## Lines of data
------

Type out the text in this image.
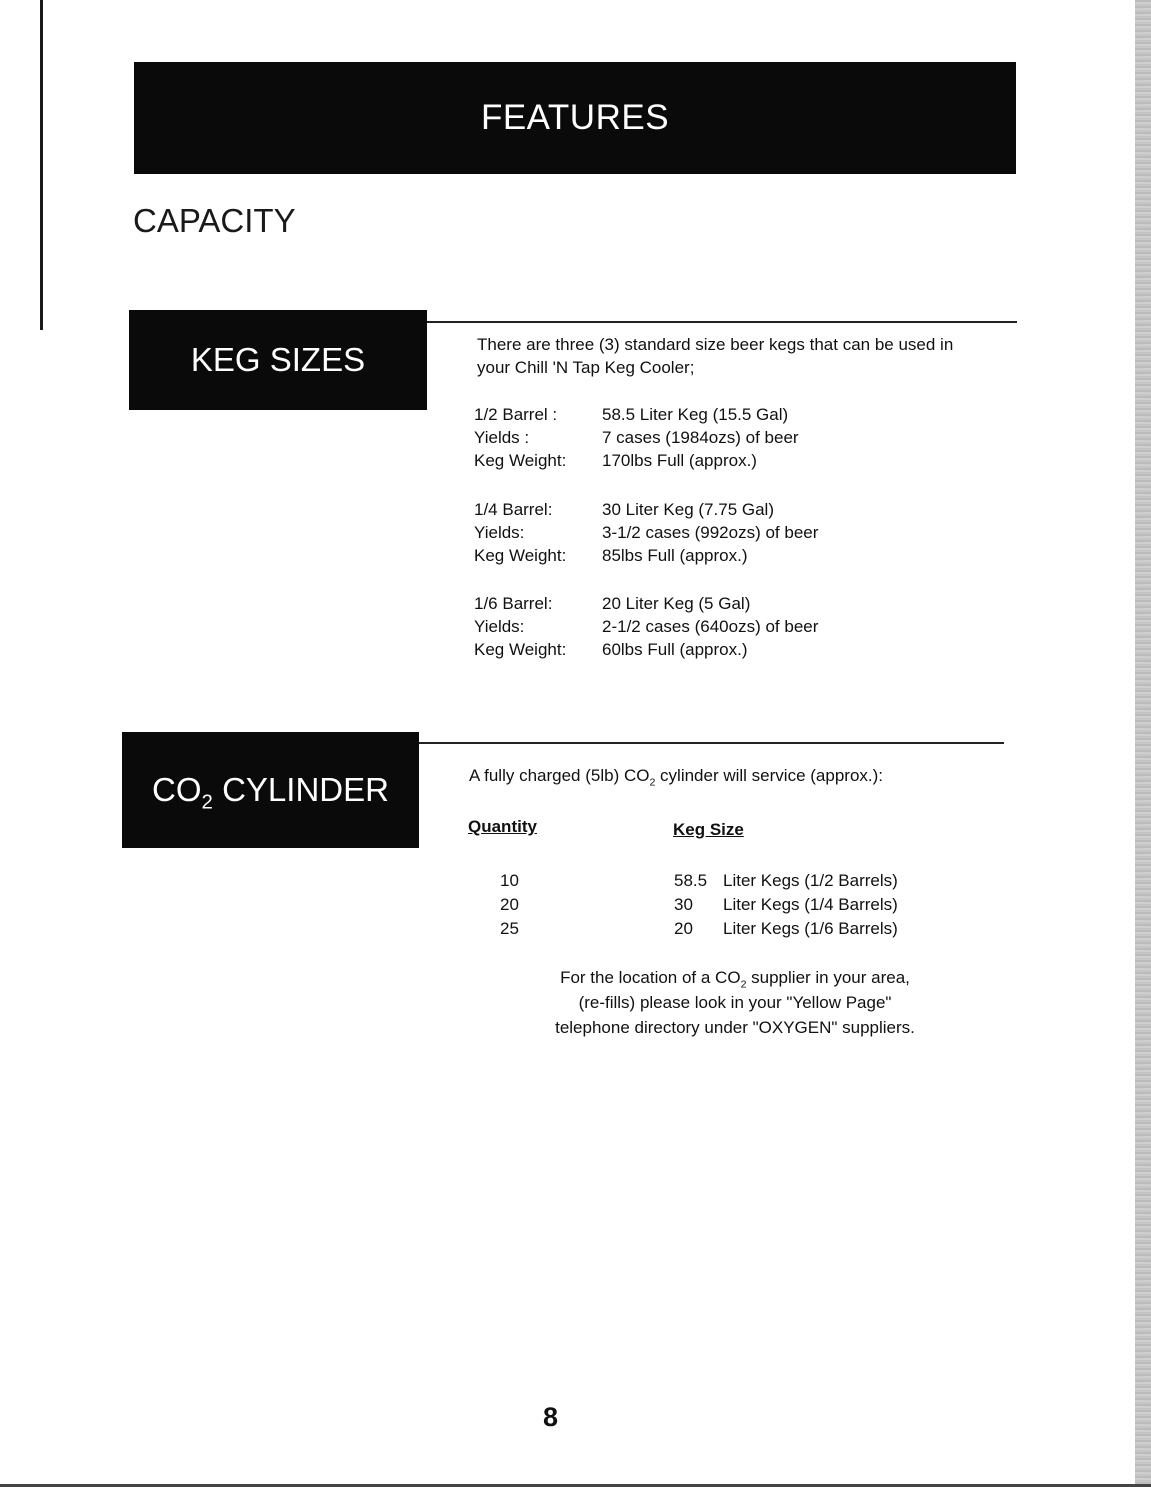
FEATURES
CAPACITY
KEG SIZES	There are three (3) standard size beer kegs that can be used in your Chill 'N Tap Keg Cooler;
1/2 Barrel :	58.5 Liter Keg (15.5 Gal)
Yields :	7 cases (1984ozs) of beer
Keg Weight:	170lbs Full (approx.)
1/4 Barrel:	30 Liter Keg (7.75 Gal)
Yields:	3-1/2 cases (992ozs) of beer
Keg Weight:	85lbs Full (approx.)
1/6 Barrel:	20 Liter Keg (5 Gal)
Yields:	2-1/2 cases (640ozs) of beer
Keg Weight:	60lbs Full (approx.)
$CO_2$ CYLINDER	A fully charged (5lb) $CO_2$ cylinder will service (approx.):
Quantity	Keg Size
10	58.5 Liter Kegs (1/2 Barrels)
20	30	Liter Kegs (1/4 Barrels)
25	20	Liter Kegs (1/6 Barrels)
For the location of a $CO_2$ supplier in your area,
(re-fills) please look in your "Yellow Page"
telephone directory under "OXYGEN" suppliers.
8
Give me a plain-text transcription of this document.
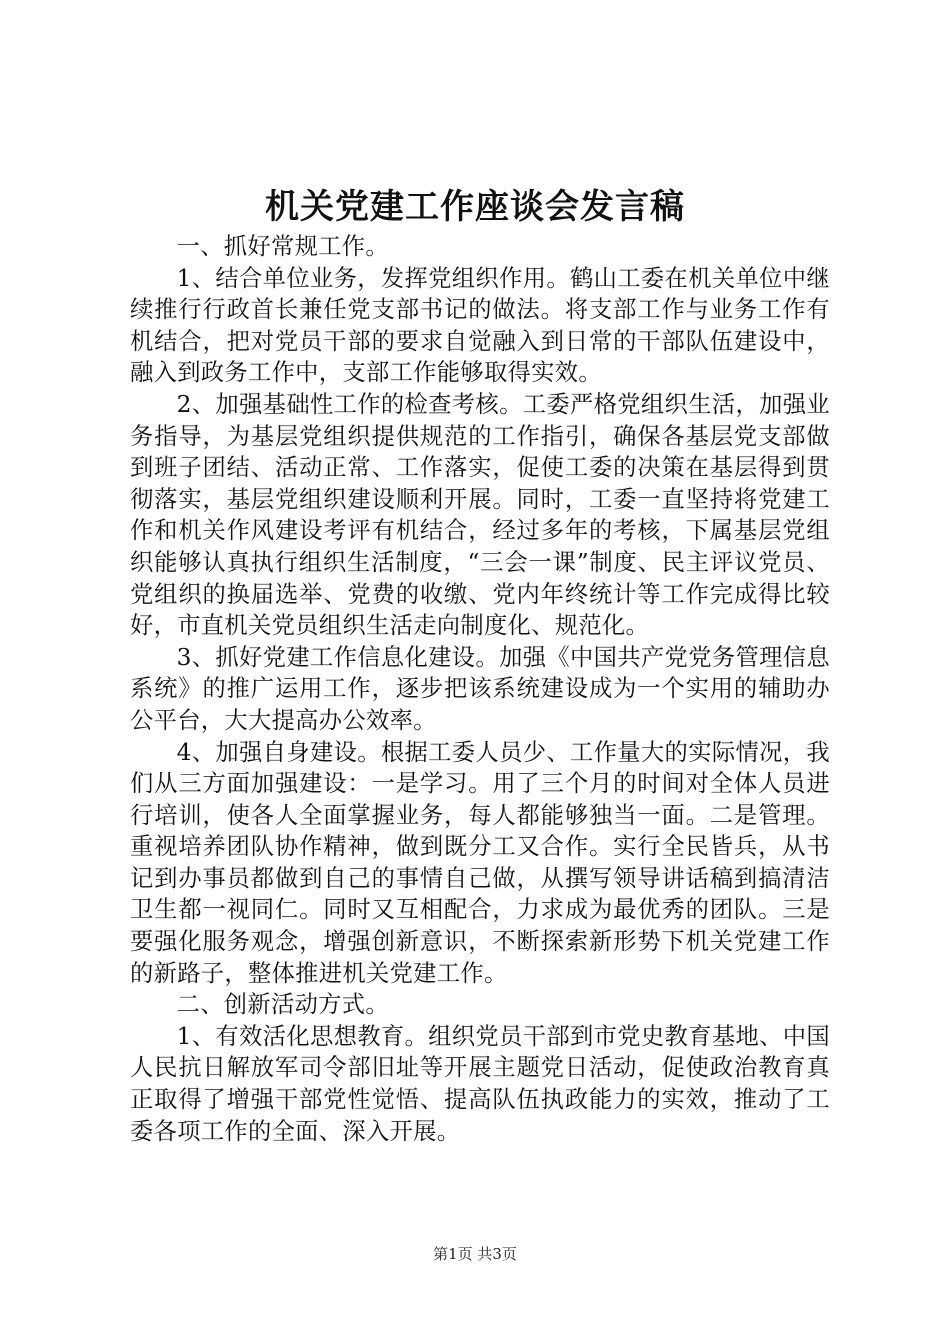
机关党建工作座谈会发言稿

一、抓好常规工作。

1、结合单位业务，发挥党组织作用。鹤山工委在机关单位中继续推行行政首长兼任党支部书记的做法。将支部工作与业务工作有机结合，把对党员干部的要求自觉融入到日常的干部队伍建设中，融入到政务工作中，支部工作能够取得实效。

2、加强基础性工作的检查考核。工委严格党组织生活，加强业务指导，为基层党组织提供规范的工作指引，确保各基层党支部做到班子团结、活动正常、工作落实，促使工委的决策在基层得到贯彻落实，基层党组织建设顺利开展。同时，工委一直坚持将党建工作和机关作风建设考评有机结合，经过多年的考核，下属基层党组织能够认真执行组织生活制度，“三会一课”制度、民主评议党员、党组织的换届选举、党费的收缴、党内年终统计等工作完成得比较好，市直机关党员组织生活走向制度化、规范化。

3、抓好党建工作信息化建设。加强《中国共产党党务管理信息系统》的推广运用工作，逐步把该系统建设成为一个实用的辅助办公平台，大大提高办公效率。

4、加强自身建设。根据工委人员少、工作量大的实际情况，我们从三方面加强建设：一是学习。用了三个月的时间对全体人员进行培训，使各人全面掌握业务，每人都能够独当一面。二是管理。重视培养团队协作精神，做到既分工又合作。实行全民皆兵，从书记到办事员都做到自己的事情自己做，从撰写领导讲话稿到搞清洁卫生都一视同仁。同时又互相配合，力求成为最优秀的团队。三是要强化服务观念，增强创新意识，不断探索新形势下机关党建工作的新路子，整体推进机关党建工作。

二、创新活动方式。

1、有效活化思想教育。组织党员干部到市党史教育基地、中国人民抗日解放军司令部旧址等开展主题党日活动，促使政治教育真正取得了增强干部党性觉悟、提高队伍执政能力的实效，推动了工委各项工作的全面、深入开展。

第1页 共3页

------

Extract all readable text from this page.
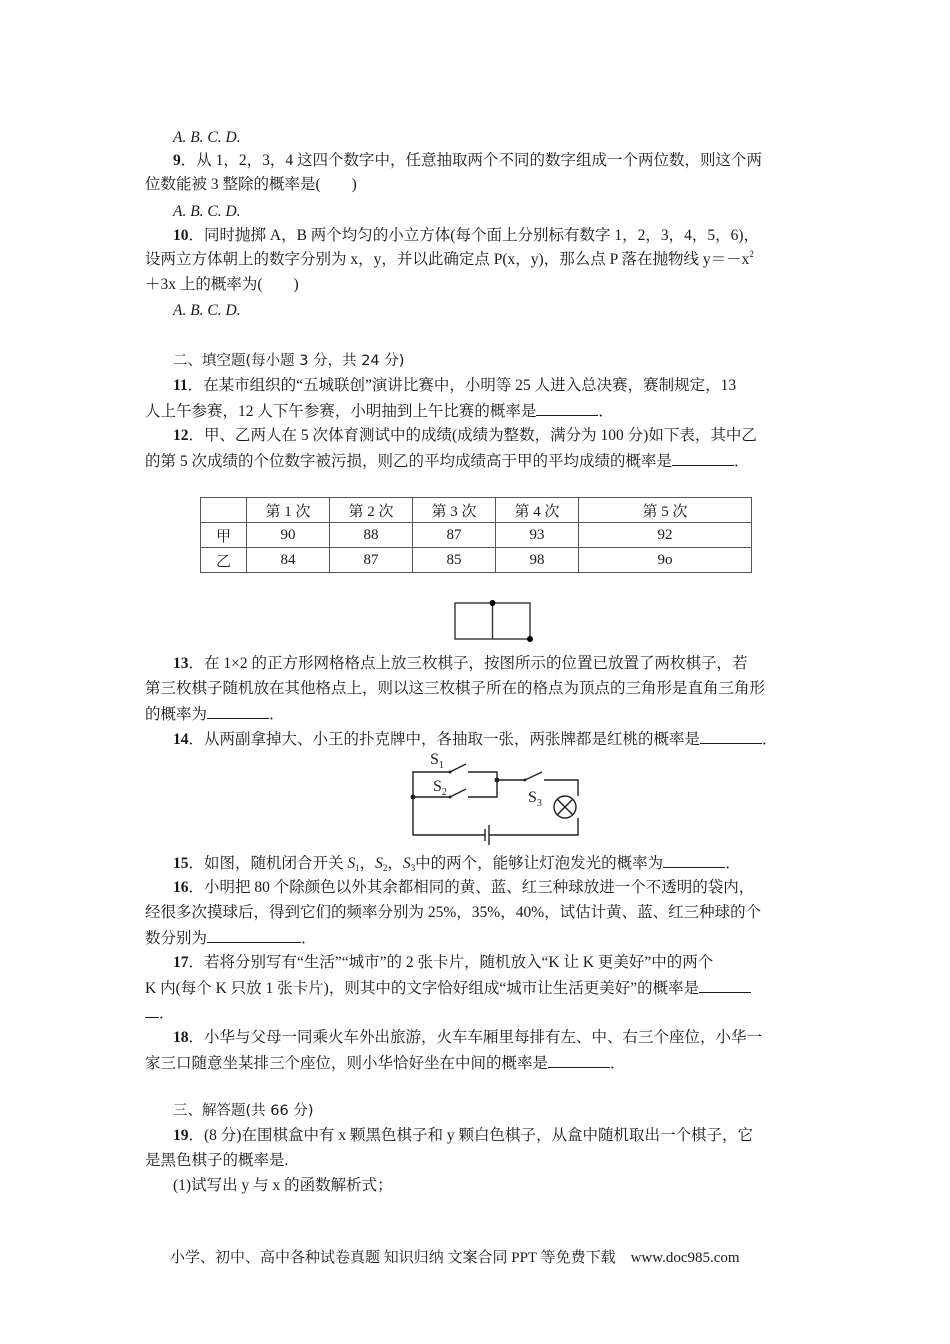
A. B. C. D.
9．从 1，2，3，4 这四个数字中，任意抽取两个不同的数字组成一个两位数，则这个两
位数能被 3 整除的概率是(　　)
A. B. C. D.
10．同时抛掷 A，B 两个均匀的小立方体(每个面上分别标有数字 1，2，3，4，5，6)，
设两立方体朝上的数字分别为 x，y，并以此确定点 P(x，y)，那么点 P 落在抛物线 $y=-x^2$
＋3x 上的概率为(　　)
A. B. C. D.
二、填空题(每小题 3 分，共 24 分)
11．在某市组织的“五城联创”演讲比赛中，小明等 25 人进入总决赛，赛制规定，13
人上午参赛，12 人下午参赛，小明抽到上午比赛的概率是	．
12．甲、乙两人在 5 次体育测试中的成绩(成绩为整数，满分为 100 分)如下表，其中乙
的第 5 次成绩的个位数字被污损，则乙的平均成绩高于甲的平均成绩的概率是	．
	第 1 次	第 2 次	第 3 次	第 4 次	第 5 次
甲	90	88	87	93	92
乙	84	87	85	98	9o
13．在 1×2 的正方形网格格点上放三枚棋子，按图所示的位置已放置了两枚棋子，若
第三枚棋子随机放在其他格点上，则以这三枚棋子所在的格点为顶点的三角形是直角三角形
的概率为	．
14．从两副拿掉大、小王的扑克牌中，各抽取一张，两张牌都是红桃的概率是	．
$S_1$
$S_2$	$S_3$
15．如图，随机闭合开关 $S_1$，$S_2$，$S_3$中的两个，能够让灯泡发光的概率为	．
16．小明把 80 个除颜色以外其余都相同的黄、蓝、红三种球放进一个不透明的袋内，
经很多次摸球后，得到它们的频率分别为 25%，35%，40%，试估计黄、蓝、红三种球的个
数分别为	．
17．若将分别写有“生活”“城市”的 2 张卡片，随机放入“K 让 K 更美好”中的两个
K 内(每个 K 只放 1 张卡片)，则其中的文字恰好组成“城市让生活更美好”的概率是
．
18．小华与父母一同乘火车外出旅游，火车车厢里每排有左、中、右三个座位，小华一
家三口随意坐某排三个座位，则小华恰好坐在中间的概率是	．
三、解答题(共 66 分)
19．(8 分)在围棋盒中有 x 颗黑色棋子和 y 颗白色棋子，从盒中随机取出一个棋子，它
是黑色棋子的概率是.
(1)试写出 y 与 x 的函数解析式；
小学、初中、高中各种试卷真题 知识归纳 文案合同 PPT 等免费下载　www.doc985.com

------

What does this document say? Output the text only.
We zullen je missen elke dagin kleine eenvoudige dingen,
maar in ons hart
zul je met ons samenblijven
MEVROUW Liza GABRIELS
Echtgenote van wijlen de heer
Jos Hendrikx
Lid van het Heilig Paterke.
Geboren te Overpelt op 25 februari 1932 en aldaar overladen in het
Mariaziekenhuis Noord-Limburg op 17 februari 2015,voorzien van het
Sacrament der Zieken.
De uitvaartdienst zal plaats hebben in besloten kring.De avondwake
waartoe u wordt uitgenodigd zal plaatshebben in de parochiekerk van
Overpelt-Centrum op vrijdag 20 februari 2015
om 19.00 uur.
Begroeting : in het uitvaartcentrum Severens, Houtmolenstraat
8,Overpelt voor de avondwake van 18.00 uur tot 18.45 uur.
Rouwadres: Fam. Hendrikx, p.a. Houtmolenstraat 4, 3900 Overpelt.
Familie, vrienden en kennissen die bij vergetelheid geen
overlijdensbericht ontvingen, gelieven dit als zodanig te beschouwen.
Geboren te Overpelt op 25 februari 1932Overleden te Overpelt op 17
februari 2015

------

## EXERCISE DESCRIPTION
Your task is to list each line of the records with the word "Houtmolenstraat".

## ANSWER TO THE EXERCISE
Begroeting : in het uitvaartcentrum Severens, Houtmolenstraat
Rouwadres: Fam. Hendrikx, p.a. Houtmolenstraat 4, 3900 Overpelt.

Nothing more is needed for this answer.